* WHAT THE TASK REQUIRES
Here are records with pictures in them. Copy all of them exactly and leave the pictures out.

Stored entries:
──────────
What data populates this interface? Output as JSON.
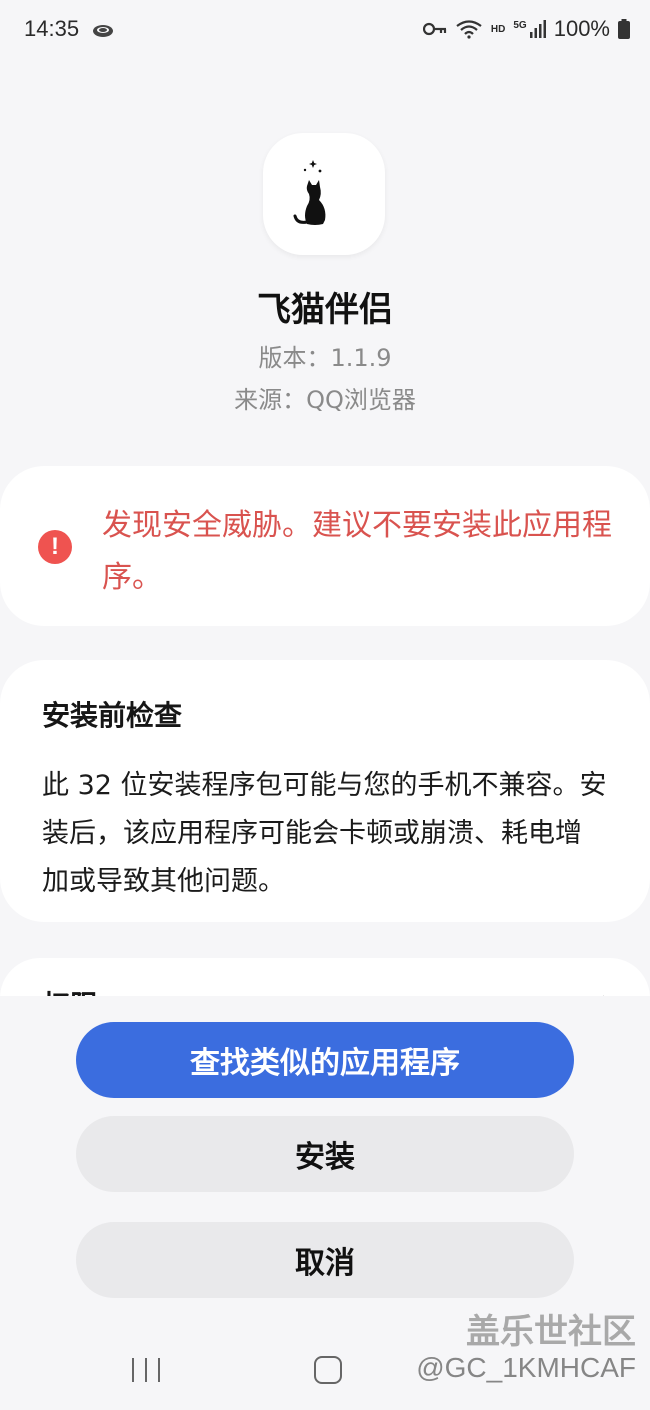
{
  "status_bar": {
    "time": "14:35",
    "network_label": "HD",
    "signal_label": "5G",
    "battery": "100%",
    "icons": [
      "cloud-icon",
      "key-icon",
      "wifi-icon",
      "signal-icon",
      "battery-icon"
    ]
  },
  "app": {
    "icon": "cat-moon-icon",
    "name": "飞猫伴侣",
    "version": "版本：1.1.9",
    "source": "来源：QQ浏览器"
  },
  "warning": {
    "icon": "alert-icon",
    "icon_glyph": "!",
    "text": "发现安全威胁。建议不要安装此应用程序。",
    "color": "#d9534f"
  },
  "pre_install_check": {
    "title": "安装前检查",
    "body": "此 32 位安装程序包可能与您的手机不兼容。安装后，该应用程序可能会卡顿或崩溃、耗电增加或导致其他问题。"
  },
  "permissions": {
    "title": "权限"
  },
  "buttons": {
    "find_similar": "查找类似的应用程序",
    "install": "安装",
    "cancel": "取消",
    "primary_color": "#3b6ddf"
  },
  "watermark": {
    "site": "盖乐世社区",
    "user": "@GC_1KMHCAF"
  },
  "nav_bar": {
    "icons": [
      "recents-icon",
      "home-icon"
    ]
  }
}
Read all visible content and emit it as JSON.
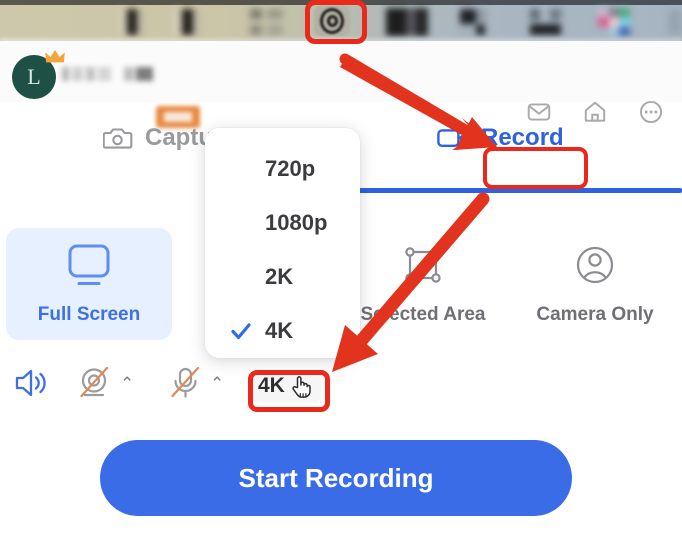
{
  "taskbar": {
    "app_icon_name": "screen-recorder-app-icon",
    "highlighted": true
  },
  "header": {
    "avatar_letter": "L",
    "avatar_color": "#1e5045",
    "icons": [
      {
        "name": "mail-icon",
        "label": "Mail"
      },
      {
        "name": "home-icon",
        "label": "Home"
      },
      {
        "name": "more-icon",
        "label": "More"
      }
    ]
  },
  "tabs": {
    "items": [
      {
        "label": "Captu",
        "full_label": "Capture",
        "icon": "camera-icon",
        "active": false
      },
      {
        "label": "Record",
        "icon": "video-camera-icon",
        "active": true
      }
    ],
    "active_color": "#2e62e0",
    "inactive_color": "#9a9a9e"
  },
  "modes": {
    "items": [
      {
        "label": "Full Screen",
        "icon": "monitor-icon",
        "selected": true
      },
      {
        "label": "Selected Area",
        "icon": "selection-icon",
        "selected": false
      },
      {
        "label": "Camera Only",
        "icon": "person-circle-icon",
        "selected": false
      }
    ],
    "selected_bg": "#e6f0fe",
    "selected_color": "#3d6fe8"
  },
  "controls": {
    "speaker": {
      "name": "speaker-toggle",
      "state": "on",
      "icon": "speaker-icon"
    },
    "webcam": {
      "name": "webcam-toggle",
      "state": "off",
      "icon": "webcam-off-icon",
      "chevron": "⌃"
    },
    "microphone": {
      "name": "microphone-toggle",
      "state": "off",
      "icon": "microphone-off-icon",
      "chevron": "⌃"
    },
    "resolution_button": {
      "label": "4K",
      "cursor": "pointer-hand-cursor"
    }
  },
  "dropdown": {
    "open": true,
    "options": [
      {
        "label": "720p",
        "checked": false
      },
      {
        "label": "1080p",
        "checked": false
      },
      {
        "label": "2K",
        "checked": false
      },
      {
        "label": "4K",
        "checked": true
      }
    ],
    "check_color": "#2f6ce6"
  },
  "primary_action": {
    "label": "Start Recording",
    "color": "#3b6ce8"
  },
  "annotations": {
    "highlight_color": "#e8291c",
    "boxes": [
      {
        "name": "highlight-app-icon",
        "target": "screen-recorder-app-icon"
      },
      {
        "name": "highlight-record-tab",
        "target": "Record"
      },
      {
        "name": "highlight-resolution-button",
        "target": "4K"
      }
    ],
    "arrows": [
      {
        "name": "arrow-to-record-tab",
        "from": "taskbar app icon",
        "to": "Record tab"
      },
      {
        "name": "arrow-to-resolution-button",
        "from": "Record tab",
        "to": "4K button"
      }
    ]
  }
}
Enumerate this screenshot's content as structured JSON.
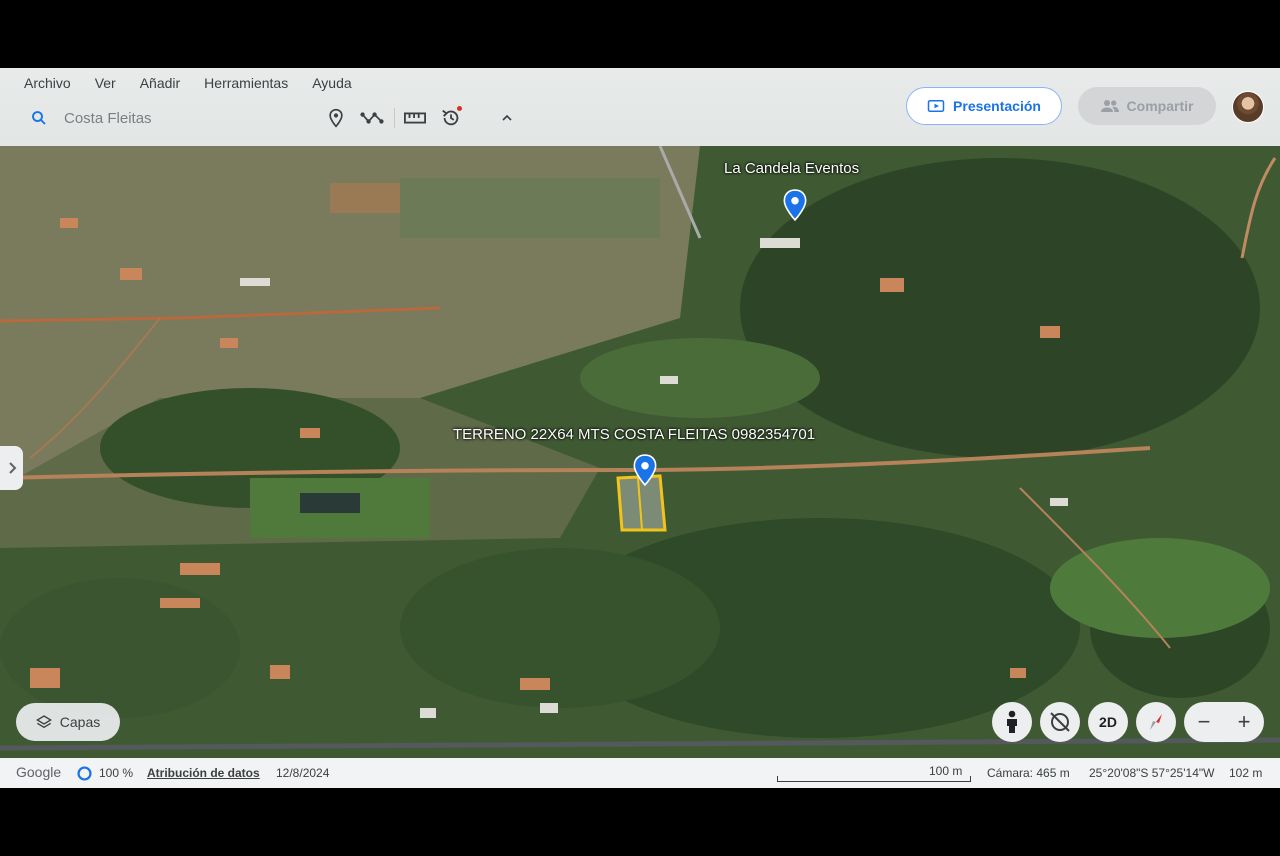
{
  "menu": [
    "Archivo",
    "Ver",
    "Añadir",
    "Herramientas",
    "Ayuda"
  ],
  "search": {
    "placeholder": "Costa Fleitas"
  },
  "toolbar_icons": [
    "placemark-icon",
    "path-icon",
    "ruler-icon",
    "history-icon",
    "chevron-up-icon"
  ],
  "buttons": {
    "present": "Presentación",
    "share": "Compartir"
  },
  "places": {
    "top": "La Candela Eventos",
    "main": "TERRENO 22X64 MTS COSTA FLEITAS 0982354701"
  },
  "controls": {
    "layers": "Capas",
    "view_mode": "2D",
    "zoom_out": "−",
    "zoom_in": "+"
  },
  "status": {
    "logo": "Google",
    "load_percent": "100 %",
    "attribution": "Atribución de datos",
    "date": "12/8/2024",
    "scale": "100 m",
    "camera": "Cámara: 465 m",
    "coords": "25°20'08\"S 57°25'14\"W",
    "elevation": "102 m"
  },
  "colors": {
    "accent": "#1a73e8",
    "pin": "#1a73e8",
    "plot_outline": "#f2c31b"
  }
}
──────────
* FINAL RESULT
What data populates this interface? Output as JSON.
{
  "status_bar": {
    "time": "14:35",
    "network_label": "HD",
    "signal_label": "5G",
    "battery": "100%",
    "icons": [
      "cloud-icon",
      "key-icon",
      "wifi-icon",
      "signal-icon",
      "battery-icon"
    ]
  },
  "app": {
    "icon": "cat-moon-icon",
    "name": "飞猫伴侣",
    "version": "版本：1.1.9",
    "source": "来源：QQ浏览器"
  },
  "warning": {
    "icon": "alert-icon",
    "icon_glyph": "!",
    "text": "发现安全威胁。建议不要安装此应用程序。",
    "color": "#d9534f"
  },
  "pre_install_check": {
    "title": "安装前检查",
    "body": "此 32 位安装程序包可能与您的手机不兼容。安装后，该应用程序可能会卡顿或崩溃、耗电增加或导致其他问题。"
  },
  "permissions": {
    "title": "权限"
  },
  "buttons": {
    "find_similar": "查找类似的应用程序",
    "install": "安装",
    "cancel": "取消",
    "primary_color": "#3b6ddf"
  },
  "watermark": {
    "site": "盖乐世社区",
    "user": "@GC_1KMHCAF"
  },
  "nav_bar": {
    "icons": [
      "recents-icon",
      "home-icon"
    ]
  }
}
Read all visible content and emit it as JSON.
{
  "taskbar": {
    "app_icon_name": "screen-recorder-app-icon",
    "highlighted": true
  },
  "header": {
    "avatar_letter": "L",
    "avatar_color": "#1e5045",
    "icons": [
      {
        "name": "mail-icon",
        "label": "Mail"
      },
      {
        "name": "home-icon",
        "label": "Home"
      },
      {
        "name": "more-icon",
        "label": "More"
      }
    ]
  },
  "tabs": {
    "items": [
      {
        "label": "Captu",
        "full_label": "Capture",
        "icon": "camera-icon",
        "active": false
      },
      {
        "label": "Record",
        "icon": "video-camera-icon",
        "active": true
      }
    ],
    "active_color": "#2e62e0",
    "inactive_color": "#9a9a9e"
  },
  "modes": {
    "items": [
      {
        "label": "Full Screen",
        "icon": "monitor-icon",
        "selected": true
      },
      {
        "label": "Selected Area",
        "icon": "selection-icon",
        "selected": false
      },
      {
        "label": "Camera Only",
        "icon": "person-circle-icon",
        "selected": false
      }
    ],
    "selected_bg": "#e6f0fe",
    "selected_color": "#3d6fe8"
  },
  "controls": {
    "speaker": {
      "name": "speaker-toggle",
      "state": "on",
      "icon": "speaker-icon"
    },
    "webcam": {
      "name": "webcam-toggle",
      "state": "off",
      "icon": "webcam-off-icon",
      "chevron": "⌃"
    },
    "microphone": {
      "name": "microphone-toggle",
      "state": "off",
      "icon": "microphone-off-icon",
      "chevron": "⌃"
    },
    "resolution_button": {
      "label": "4K",
      "cursor": "pointer-hand-cursor"
    }
  },
  "dropdown": {
    "open": true,
    "options": [
      {
        "label": "720p",
        "checked": false
      },
      {
        "label": "1080p",
        "checked": false
      },
      {
        "label": "2K",
        "checked": false
      },
      {
        "label": "4K",
        "checked": true
      }
    ],
    "check_color": "#2f6ce6"
  },
  "primary_action": {
    "label": "Start Recording",
    "color": "#3b6ce8"
  },
  "annotations": {
    "highlight_color": "#e8291c",
    "boxes": [
      {
        "name": "highlight-app-icon",
        "target": "screen-recorder-app-icon"
      },
      {
        "name": "highlight-record-tab",
        "target": "Record"
      },
      {
        "name": "highlight-resolution-button",
        "target": "4K"
      }
    ],
    "arrows": [
      {
        "name": "arrow-to-record-tab",
        "from": "taskbar app icon",
        "to": "Record tab"
      },
      {
        "name": "arrow-to-resolution-button",
        "from": "Record tab",
        "to": "4K button"
      }
    ]
  }
}
Enumerate this screenshot's content as structured JSON.
{
  "menu": [
    "Archivo",
    "Ver",
    "Añadir",
    "Herramientas",
    "Ayuda"
  ],
  "search": {
    "placeholder": "Costa Fleitas"
  },
  "toolbar_icons": [
    "placemark-icon",
    "path-icon",
    "ruler-icon",
    "history-icon",
    "chevron-up-icon"
  ],
  "buttons": {
    "present": "Presentación",
    "share": "Compartir"
  },
  "places": {
    "top": "La Candela Eventos",
    "main": "TERRENO 22X64 MTS COSTA FLEITAS 0982354701"
  },
  "controls": {
    "layers": "Capas",
    "view_mode": "2D",
    "zoom_out": "−",
    "zoom_in": "+"
  },
  "status": {
    "logo": "Google",
    "load_percent": "100 %",
    "attribution": "Atribución de datos",
    "date": "12/8/2024",
    "scale": "100 m",
    "camera": "Cámara: 465 m",
    "coords": "25°20'08\"S 57°25'14\"W",
    "elevation": "102 m"
  },
  "colors": {
    "accent": "#1a73e8",
    "pin": "#1a73e8",
    "plot_outline": "#f2c31b"
  }
}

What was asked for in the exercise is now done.